Pictures are not part of the copy; repeat everything else in the records exactly.

[START OF EXTRACTED RECORDS]

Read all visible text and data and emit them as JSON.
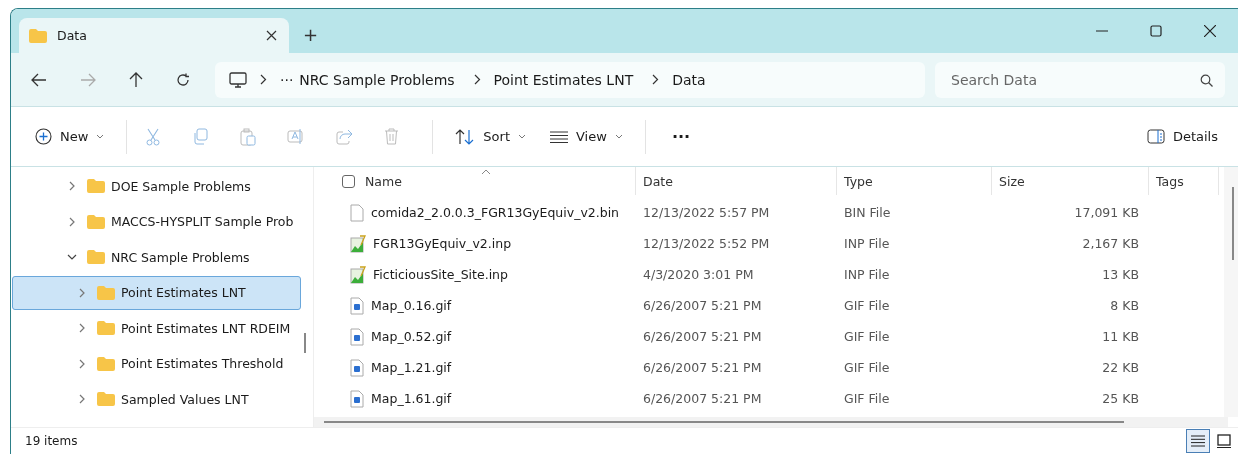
{
  "tab": {
    "title": "Data",
    "new_tab": "+"
  },
  "address": {
    "more": "···",
    "crumbs": [
      "NRC Sample Problems",
      "Point Estimates LNT",
      "Data"
    ]
  },
  "search": {
    "placeholder": "Search Data"
  },
  "toolbar": {
    "new": "New",
    "sort": "Sort",
    "view": "View",
    "more": "···",
    "details": "Details"
  },
  "sidebar": {
    "items": [
      {
        "label": "DOE Sample Problems",
        "expanded": false,
        "selected": false
      },
      {
        "label": "MACCS-HYSPLIT Sample Prob",
        "expanded": false,
        "selected": false
      },
      {
        "label": "NRC Sample Problems",
        "expanded": true,
        "selected": false,
        "children": [
          {
            "label": "Point Estimates LNT",
            "expanded": false,
            "selected": true
          },
          {
            "label": "Point Estimates LNT RDEIM",
            "expanded": false,
            "selected": false
          },
          {
            "label": "Point Estimates Threshold",
            "expanded": false,
            "selected": false
          },
          {
            "label": "Sampled Values LNT",
            "expanded": false,
            "selected": false
          }
        ]
      }
    ]
  },
  "table": {
    "select_all": {
      "checked": false
    },
    "columns": [
      "Name",
      "Date",
      "Type",
      "Size",
      "Tags"
    ],
    "rows": [
      {
        "kind": "blank",
        "name": "comida2_2.0.0.3_FGR13GyEquiv_v2.bin",
        "date": "12/13/2022 5:57 PM",
        "type": "BIN File",
        "size": "17,091 KB"
      },
      {
        "kind": "chart",
        "name": "FGR13GyEquiv_v2.inp",
        "date": "12/13/2022 5:52 PM",
        "type": "INP File",
        "size": "2,167 KB"
      },
      {
        "kind": "chart",
        "name": "FicticiousSite_Site.inp",
        "date": "4/3/2020 3:01 PM",
        "type": "INP File",
        "size": "13 KB"
      },
      {
        "kind": "image",
        "name": "Map_0.16.gif",
        "date": "6/26/2007 5:21 PM",
        "type": "GIF File",
        "size": "8 KB"
      },
      {
        "kind": "image",
        "name": "Map_0.52.gif",
        "date": "6/26/2007 5:21 PM",
        "type": "GIF File",
        "size": "11 KB"
      },
      {
        "kind": "image",
        "name": "Map_1.21.gif",
        "date": "6/26/2007 5:21 PM",
        "type": "GIF File",
        "size": "22 KB"
      },
      {
        "kind": "image",
        "name": "Map_1.61.gif",
        "date": "6/26/2007 5:21 PM",
        "type": "GIF File",
        "size": "25 KB"
      }
    ]
  },
  "status_bar": {
    "count": "19 items",
    "views": [
      {
        "kind": "details",
        "selected": true
      },
      {
        "kind": "tiles",
        "selected": false
      }
    ]
  }
}
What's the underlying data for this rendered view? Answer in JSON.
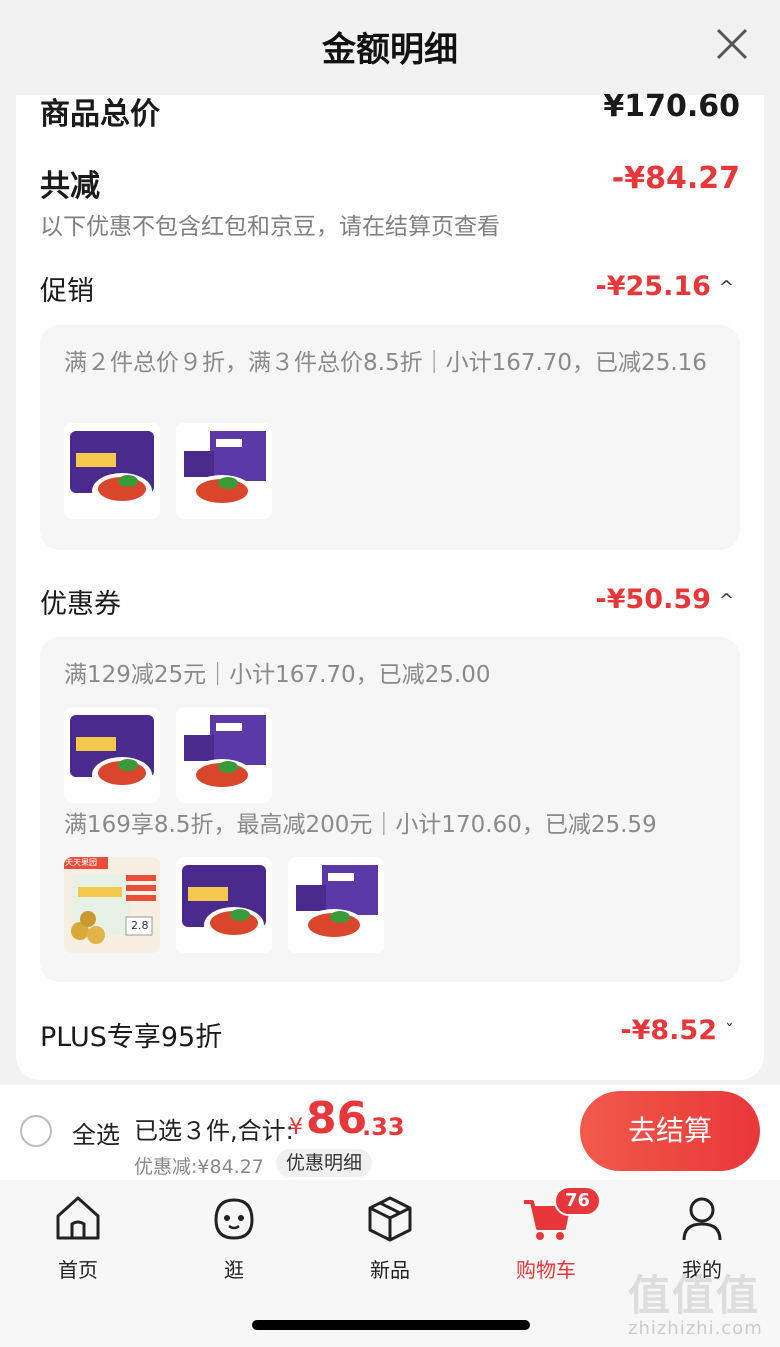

[END OF EXTRACTED RECORDS]

• _WRITTEN RESPONSE_:
Read all visible text and data and emit them as JSON.
{
  "tab": {
    "title": "Data",
    "new_tab": "+"
  },
  "address": {
    "more": "···",
    "crumbs": [
      "NRC Sample Problems",
      "Point Estimates LNT",
      "Data"
    ]
  },
  "search": {
    "placeholder": "Search Data"
  },
  "toolbar": {
    "new": "New",
    "sort": "Sort",
    "view": "View",
    "more": "···",
    "details": "Details"
  },
  "sidebar": {
    "items": [
      {
        "label": "DOE Sample Problems",
        "expanded": false,
        "selected": false
      },
      {
        "label": "MACCS-HYSPLIT Sample Prob",
        "expanded": false,
        "selected": false
      },
      {
        "label": "NRC Sample Problems",
        "expanded": true,
        "selected": false,
        "children": [
          {
            "label": "Point Estimates LNT",
            "expanded": false,
            "selected": true
          },
          {
            "label": "Point Estimates LNT RDEIM",
            "expanded": false,
            "selected": false
          },
          {
            "label": "Point Estimates Threshold",
            "expanded": false,
            "selected": false
          },
          {
            "label": "Sampled Values LNT",
            "expanded": false,
            "selected": false
          }
        ]
      }
    ]
  },
  "table": {
    "select_all": {
      "checked": false
    },
    "columns": [
      "Name",
      "Date",
      "Type",
      "Size",
      "Tags"
    ],
    "rows": [
      {
        "kind": "blank",
        "name": "comida2_2.0.0.3_FGR13GyEquiv_v2.bin",
        "date": "12/13/2022 5:57 PM",
        "type": "BIN File",
        "size": "17,091 KB"
      },
      {
        "kind": "chart",
        "name": "FGR13GyEquiv_v2.inp",
        "date": "12/13/2022 5:52 PM",
        "type": "INP File",
        "size": "2,167 KB"
      },
      {
        "kind": "chart",
        "name": "FicticiousSite_Site.inp",
        "date": "4/3/2020 3:01 PM",
        "type": "INP File",
        "size": "13 KB"
      },
      {
        "kind": "image",
        "name": "Map_0.16.gif",
        "date": "6/26/2007 5:21 PM",
        "type": "GIF File",
        "size": "8 KB"
      },
      {
        "kind": "image",
        "name": "Map_0.52.gif",
        "date": "6/26/2007 5:21 PM",
        "type": "GIF File",
        "size": "11 KB"
      },
      {
        "kind": "image",
        "name": "Map_1.21.gif",
        "date": "6/26/2007 5:21 PM",
        "type": "GIF File",
        "size": "22 KB"
      },
      {
        "kind": "image",
        "name": "Map_1.61.gif",
        "date": "6/26/2007 5:21 PM",
        "type": "GIF File",
        "size": "25 KB"
      }
    ]
  },
  "status_bar": {
    "count": "19 items",
    "views": [
      {
        "kind": "details",
        "selected": true
      },
      {
        "kind": "tiles",
        "selected": false
      }
    ]
  }
}
What's the underlying data for this rendered view? Answer in JSON.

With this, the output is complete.